§ **Stated exercise**: Go through the entries below and write each one out exactly.

=====

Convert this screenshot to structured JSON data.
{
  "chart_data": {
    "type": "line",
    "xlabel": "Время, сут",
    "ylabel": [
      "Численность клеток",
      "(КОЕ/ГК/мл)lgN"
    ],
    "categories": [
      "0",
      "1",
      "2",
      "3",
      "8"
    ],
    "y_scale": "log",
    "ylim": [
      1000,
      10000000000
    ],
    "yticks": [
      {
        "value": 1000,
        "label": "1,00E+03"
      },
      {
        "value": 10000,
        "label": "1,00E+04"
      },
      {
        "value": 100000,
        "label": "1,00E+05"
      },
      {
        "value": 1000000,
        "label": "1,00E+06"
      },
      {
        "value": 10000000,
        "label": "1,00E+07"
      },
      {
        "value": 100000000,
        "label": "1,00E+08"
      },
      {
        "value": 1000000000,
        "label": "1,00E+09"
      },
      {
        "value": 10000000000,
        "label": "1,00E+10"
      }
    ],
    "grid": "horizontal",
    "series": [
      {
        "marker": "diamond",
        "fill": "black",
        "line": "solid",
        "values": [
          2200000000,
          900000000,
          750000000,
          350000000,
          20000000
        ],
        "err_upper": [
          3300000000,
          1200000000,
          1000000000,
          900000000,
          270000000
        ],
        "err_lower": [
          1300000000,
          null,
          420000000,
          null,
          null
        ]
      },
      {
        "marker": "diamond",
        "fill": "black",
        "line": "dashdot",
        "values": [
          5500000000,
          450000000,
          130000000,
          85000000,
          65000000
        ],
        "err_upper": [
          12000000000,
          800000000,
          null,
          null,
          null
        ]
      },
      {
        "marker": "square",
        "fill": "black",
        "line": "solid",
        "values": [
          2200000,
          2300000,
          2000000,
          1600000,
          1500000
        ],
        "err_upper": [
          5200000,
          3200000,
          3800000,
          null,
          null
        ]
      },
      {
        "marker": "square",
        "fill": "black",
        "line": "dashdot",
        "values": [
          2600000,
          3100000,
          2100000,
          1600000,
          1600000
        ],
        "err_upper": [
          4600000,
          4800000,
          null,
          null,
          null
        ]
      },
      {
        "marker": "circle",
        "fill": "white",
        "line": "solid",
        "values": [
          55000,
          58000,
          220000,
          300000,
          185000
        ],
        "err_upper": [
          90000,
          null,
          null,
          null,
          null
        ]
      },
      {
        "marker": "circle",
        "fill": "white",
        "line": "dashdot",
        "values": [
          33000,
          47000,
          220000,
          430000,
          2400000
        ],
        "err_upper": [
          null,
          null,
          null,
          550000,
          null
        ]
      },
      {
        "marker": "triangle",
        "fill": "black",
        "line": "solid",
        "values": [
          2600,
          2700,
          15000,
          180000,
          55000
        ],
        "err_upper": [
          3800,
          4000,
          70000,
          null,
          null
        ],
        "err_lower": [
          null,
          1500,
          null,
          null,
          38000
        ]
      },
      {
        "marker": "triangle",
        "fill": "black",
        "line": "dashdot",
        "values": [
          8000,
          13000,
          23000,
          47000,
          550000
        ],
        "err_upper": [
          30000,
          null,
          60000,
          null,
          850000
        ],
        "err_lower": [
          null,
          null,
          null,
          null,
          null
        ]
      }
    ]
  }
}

=====

§ **Expected output**:
Convert this screenshot to structured JSON data.
{
  "chart_data": {
    "type": "line",
    "xlabel": "Время, сут",
    "ylabel": [
      "Численность клеток",
      "(КОЕ/ГК/мл)lgN"
    ],
    "categories": [
      "0",
      "1",
      "2",
      "3",
      "8"
    ],
    "y_scale": "log",
    "ylim": [
      1000,
      10000000000
    ],
    "yticks": [
      {
        "value": 1000,
        "label": "1,00E+03"
      },
      {
        "value": 10000,
        "label": "1,00E+04"
      },
      {
        "value": 100000,
        "label": "1,00E+05"
      },
      {
        "value": 1000000,
        "label": "1,00E+06"
      },
      {
        "value": 10000000,
        "label": "1,00E+07"
      },
      {
        "value": 100000000,
        "label": "1,00E+08"
      },
      {
        "value": 1000000000,
        "label": "1,00E+09"
      },
      {
        "value": 10000000000,
        "label": "1,00E+10"
      }
    ],
    "grid": "horizontal",
    "series": [
      {
        "marker": "diamond",
        "fill": "black",
        "line": "solid",
        "values": [
          2200000000,
          900000000,
          750000000,
          350000000,
          20000000
        ],
        "err_upper": [
          3300000000,
          1200000000,
          1000000000,
          900000000,
          270000000
        ],
        "err_lower": [
          1300000000,
          null,
          420000000,
          null,
          null
        ]
      },
      {
        "marker": "diamond",
        "fill": "black",
        "line": "dashdot",
        "values": [
          5500000000,
          450000000,
          130000000,
          85000000,
          65000000
        ],
        "err_upper": [
          12000000000,
          800000000,
          null,
          null,
          null
        ]
      },
      {
        "marker": "square",
        "fill": "black",
        "line": "solid",
        "values": [
          2200000,
          2300000,
          2000000,
          1600000,
          1500000
        ],
        "err_upper": [
          5200000,
          3200000,
          3800000,
          null,
          null
        ]
      },
      {
        "marker": "square",
        "fill": "black",
        "line": "dashdot",
        "values": [
          2600000,
          3100000,
          2100000,
          1600000,
          1600000
        ],
        "err_upper": [
          4600000,
          4800000,
          null,
          null,
          null
        ]
      },
      {
        "marker": "circle",
        "fill": "white",
        "line": "solid",
        "values": [
          55000,
          58000,
          220000,
          300000,
          185000
        ],
        "err_upper": [
          90000,
          null,
          null,
          null,
          null
        ]
      },
      {
        "marker": "circle",
        "fill": "white",
        "line": "dashdot",
        "values": [
          33000,
          47000,
          220000,
          430000,
          2400000
        ],
        "err_upper": [
          null,
          null,
          null,
          550000,
          null
        ]
      },
      {
        "marker": "triangle",
        "fill": "black",
        "line": "solid",
        "values": [
          2600,
          2700,
          15000,
          180000,
          55000
        ],
        "err_upper": [
          3800,
          4000,
          70000,
          null,
          null
        ],
        "err_lower": [
          null,
          1500,
          null,
          null,
          38000
        ]
      },
      {
        "marker": "triangle",
        "fill": "black",
        "line": "dashdot",
        "values": [
          8000,
          13000,
          23000,
          47000,
          550000
        ],
        "err_upper": [
          30000,
          null,
          60000,
          null,
          850000
        ],
        "err_lower": [
          null,
          null,
          null,
          null,
          null
        ]
      }
    ]
  }
}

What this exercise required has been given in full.